▶ **What this task involves**
Pick out every line in the data below that holds "download".

▶ **Given records**
----------------------------------------

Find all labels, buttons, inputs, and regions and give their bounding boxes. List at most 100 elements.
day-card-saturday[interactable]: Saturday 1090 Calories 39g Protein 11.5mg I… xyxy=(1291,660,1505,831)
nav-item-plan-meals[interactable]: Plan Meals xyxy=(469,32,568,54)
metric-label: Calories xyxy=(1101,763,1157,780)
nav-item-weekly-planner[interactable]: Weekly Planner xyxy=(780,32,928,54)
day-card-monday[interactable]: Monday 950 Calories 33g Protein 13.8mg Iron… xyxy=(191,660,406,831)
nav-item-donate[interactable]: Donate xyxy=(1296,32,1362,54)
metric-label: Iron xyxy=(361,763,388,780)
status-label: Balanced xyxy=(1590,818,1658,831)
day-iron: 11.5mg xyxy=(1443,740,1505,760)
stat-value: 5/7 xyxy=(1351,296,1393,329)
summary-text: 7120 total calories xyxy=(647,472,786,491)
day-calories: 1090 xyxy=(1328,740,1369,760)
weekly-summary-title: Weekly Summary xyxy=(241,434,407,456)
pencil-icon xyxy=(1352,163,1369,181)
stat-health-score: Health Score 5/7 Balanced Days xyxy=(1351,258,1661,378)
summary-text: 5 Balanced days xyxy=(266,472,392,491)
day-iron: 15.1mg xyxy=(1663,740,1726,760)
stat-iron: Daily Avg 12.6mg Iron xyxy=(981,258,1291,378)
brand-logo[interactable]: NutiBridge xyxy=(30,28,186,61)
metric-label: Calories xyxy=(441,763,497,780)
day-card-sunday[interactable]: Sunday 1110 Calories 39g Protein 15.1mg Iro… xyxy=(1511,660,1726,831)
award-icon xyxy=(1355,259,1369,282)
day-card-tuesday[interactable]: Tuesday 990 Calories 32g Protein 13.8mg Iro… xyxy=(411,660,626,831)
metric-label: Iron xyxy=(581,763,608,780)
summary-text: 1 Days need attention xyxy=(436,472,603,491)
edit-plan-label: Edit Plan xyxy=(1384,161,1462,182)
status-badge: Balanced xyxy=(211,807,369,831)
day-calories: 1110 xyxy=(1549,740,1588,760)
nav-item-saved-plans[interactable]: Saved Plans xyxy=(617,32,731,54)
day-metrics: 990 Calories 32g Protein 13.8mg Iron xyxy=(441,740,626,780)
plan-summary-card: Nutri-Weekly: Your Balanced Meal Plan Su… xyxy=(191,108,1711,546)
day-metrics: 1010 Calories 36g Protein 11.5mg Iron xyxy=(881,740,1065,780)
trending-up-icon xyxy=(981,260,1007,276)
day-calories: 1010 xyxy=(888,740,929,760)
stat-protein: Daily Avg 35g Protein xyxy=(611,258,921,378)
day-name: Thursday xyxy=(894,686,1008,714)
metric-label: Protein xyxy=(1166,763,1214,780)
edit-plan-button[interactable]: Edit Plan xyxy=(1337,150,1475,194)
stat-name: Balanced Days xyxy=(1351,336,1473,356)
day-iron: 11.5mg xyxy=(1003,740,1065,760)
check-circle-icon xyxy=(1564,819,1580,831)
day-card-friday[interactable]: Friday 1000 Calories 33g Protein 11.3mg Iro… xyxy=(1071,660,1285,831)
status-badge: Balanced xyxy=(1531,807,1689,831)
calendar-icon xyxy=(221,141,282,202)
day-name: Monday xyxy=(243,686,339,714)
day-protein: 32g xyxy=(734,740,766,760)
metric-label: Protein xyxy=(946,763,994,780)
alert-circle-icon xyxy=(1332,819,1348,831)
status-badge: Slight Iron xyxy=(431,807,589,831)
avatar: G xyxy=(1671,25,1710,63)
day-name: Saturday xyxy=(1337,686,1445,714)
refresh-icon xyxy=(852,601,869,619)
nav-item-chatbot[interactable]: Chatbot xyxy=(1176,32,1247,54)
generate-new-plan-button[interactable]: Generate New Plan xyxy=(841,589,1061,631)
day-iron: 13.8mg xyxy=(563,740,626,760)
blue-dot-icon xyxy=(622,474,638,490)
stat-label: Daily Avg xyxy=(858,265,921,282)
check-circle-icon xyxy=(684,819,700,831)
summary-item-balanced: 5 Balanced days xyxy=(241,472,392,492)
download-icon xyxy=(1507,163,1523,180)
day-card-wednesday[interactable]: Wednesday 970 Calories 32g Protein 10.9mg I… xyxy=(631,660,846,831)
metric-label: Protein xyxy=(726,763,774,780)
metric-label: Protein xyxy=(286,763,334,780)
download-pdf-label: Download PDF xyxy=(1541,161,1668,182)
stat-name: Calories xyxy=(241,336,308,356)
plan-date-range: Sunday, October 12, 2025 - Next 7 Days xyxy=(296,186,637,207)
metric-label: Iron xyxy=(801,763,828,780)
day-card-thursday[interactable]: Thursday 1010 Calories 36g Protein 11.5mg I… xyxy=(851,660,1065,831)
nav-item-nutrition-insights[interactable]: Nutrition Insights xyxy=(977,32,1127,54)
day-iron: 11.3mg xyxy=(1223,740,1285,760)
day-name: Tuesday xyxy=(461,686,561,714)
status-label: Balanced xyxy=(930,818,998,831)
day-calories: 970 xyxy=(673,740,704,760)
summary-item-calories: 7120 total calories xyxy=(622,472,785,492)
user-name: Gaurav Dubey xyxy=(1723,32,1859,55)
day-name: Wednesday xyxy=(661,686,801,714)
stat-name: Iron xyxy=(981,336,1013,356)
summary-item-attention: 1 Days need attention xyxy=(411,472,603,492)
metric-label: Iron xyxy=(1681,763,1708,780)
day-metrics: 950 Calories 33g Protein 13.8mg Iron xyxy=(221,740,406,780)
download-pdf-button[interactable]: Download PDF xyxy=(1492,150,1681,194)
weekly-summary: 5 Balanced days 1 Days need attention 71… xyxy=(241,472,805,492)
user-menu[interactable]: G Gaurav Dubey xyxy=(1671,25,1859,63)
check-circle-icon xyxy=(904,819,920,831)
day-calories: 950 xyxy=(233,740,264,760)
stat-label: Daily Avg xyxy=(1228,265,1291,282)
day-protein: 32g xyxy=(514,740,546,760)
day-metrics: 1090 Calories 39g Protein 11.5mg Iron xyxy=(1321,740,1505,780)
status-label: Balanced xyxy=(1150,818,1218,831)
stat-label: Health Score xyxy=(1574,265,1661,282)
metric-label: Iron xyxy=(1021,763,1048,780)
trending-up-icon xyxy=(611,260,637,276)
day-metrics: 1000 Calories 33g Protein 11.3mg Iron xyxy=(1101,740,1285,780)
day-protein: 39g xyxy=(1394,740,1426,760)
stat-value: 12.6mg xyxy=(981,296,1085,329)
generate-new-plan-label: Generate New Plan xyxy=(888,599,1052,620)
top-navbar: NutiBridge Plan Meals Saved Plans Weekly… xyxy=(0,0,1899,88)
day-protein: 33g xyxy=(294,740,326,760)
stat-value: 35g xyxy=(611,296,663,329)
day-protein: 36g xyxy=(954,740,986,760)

----------------------------------------

▶ **Response box**
download-icon xyxy=(1507,163,1523,180)
download-pdf-label: Download PDF xyxy=(1541,161,1668,182)
download-pdf-button[interactable]: Download PDF xyxy=(1492,150,1681,194)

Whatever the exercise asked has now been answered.